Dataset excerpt
## START

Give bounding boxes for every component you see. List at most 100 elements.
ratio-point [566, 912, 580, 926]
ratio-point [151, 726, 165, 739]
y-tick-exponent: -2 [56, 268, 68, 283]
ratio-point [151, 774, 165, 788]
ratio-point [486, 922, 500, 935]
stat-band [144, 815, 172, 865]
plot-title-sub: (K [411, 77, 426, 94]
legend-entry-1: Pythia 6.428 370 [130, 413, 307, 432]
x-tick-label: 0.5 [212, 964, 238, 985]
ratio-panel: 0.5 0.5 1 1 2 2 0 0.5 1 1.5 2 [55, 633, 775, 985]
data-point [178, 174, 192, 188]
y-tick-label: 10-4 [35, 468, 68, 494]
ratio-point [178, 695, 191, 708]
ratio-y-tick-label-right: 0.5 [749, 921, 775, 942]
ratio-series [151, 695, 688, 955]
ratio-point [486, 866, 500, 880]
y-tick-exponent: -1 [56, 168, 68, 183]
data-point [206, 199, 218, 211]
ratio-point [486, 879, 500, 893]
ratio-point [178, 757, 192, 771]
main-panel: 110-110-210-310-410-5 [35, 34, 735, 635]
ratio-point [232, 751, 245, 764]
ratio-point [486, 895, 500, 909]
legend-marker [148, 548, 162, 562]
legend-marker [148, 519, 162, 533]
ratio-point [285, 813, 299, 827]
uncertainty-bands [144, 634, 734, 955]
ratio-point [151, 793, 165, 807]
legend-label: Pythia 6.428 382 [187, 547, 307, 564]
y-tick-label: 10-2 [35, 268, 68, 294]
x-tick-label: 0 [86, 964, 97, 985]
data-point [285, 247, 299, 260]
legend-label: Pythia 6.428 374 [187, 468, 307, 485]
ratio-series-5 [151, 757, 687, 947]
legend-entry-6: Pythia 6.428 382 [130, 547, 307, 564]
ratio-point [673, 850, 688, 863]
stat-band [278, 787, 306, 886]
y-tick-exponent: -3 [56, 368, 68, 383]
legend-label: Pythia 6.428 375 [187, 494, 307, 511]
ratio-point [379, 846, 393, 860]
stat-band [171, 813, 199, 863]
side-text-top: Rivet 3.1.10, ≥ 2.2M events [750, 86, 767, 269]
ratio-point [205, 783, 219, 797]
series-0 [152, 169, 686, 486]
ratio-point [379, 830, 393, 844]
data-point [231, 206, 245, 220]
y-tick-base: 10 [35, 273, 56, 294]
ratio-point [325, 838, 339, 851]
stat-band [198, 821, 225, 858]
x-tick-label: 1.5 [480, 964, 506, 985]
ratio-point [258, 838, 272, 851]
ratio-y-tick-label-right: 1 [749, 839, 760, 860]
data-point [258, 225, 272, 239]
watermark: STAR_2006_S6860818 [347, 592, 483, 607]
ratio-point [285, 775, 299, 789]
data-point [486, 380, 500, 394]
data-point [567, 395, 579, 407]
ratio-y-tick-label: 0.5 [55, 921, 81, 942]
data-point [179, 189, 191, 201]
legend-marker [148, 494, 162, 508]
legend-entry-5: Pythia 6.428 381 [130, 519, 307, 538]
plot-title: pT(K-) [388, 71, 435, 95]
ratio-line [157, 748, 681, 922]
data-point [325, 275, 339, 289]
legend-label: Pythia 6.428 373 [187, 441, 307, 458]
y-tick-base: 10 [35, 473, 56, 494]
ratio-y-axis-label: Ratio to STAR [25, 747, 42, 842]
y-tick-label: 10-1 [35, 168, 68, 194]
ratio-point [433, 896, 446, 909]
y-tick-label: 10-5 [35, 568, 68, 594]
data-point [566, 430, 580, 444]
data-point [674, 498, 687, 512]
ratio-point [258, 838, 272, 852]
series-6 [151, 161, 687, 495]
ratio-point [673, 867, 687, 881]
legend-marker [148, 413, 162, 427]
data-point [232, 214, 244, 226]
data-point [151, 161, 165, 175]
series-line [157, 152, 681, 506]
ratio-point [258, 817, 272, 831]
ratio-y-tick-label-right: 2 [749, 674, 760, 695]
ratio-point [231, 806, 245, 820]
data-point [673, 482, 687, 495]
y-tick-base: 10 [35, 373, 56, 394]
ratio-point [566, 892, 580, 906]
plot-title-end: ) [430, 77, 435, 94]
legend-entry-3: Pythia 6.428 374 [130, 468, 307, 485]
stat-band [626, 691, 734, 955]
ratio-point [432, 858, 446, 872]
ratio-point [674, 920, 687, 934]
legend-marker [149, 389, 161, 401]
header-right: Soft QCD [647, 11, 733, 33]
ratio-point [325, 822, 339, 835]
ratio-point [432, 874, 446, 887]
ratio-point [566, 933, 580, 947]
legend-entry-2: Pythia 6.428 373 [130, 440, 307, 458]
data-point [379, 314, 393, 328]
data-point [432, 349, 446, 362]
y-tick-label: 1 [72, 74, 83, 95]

## END

■ WHAT YOU ARE ASKED TO DO: Reproduce every line of the material above word for word, with no changes.

■ COMPLETED EXERCISE:
Give bounding boxes for every component you see. List at most 100 elements.
ratio-point [566, 912, 580, 926]
ratio-point [151, 726, 165, 739]
y-tick-exponent: -2 [56, 268, 68, 283]
ratio-point [151, 774, 165, 788]
ratio-point [486, 922, 500, 935]
stat-band [144, 815, 172, 865]
plot-title-sub: (K [411, 77, 426, 94]
legend-entry-1: Pythia 6.428 370 [130, 413, 307, 432]
x-tick-label: 0.5 [212, 964, 238, 985]
ratio-panel: 0.5 0.5 1 1 2 2 0 0.5 1 1.5 2 [55, 633, 775, 985]
data-point [178, 174, 192, 188]
y-tick-label: 10-4 [35, 468, 68, 494]
ratio-point [178, 695, 191, 708]
ratio-y-tick-label-right: 0.5 [749, 921, 775, 942]
ratio-series [151, 695, 688, 955]
ratio-point [486, 866, 500, 880]
y-tick-exponent: -1 [56, 168, 68, 183]
data-point [206, 199, 218, 211]
ratio-point [486, 879, 500, 893]
ratio-point [178, 757, 192, 771]
main-panel: 110-110-210-310-410-5 [35, 34, 735, 635]
ratio-point [232, 751, 245, 764]
ratio-point [486, 895, 500, 909]
legend-marker [148, 548, 162, 562]
legend-marker [148, 519, 162, 533]
ratio-point [285, 813, 299, 827]
uncertainty-bands [144, 634, 734, 955]
ratio-point [151, 793, 165, 807]
legend-label: Pythia 6.428 382 [187, 547, 307, 564]
y-tick-label: 10-2 [35, 268, 68, 294]
x-tick-label: 0 [86, 964, 97, 985]
data-point [285, 247, 299, 260]
legend-label: Pythia 6.428 374 [187, 468, 307, 485]
ratio-series-5 [151, 757, 687, 947]
legend-entry-6: Pythia 6.428 382 [130, 547, 307, 564]
ratio-point [673, 850, 688, 863]
stat-band [278, 787, 306, 886]
y-tick-exponent: -3 [56, 368, 68, 383]
legend-label: Pythia 6.428 375 [187, 494, 307, 511]
ratio-point [379, 846, 393, 860]
stat-band [171, 813, 199, 863]
side-text-top: Rivet 3.1.10, ≥ 2.2M events [750, 86, 767, 269]
ratio-point [205, 783, 219, 797]
series-0 [152, 169, 686, 486]
ratio-point [379, 830, 393, 844]
data-point [231, 206, 245, 220]
y-tick-base: 10 [35, 273, 56, 294]
ratio-point [325, 838, 339, 851]
stat-band [198, 821, 225, 858]
x-tick-label: 1.5 [480, 964, 506, 985]
ratio-point [258, 838, 272, 851]
ratio-y-tick-label-right: 1 [749, 839, 760, 860]
data-point [258, 225, 272, 239]
watermark: STAR_2006_S6860818 [347, 592, 483, 607]
ratio-point [285, 775, 299, 789]
data-point [486, 380, 500, 394]
data-point [567, 395, 579, 407]
ratio-y-tick-label: 0.5 [55, 921, 81, 942]
data-point [179, 189, 191, 201]
legend-marker [148, 494, 162, 508]
legend-entry-5: Pythia 6.428 381 [130, 519, 307, 538]
plot-title: pT(K-) [388, 71, 435, 95]
ratio-line [157, 748, 681, 922]
data-point [325, 275, 339, 289]
legend-label: Pythia 6.428 373 [187, 441, 307, 458]
y-tick-base: 10 [35, 473, 56, 494]
ratio-y-axis-label: Ratio to STAR [25, 747, 42, 842]
y-tick-label: 10-1 [35, 168, 68, 194]
ratio-point [433, 896, 446, 909]
y-tick-label: 10-5 [35, 568, 68, 594]
data-point [566, 430, 580, 444]
data-point [674, 498, 687, 512]
ratio-point [258, 838, 272, 852]
series-6 [151, 161, 687, 495]
ratio-point [673, 867, 687, 881]
legend-marker [148, 413, 162, 427]
data-point [232, 214, 244, 226]
data-point [151, 161, 165, 175]
series-line [157, 152, 681, 506]
ratio-point [258, 817, 272, 831]
ratio-y-tick-label-right: 2 [749, 674, 760, 695]
ratio-point [231, 806, 245, 820]
data-point [673, 482, 687, 495]
y-tick-base: 10 [35, 373, 56, 394]
ratio-point [566, 892, 580, 906]
plot-title-end: ) [430, 77, 435, 94]
legend-entry-3: Pythia 6.428 374 [130, 468, 307, 485]
stat-band [626, 691, 734, 955]
ratio-point [432, 858, 446, 872]
ratio-point [674, 920, 687, 934]
legend-marker [149, 389, 161, 401]
header-right: Soft QCD [647, 11, 733, 33]
ratio-point [325, 822, 339, 835]
ratio-point [432, 874, 446, 887]
ratio-point [566, 933, 580, 947]
legend-entry-2: Pythia 6.428 373 [130, 440, 307, 458]
data-point [379, 314, 393, 328]
data-point [432, 349, 446, 362]
y-tick-label: 1 [72, 74, 83, 95]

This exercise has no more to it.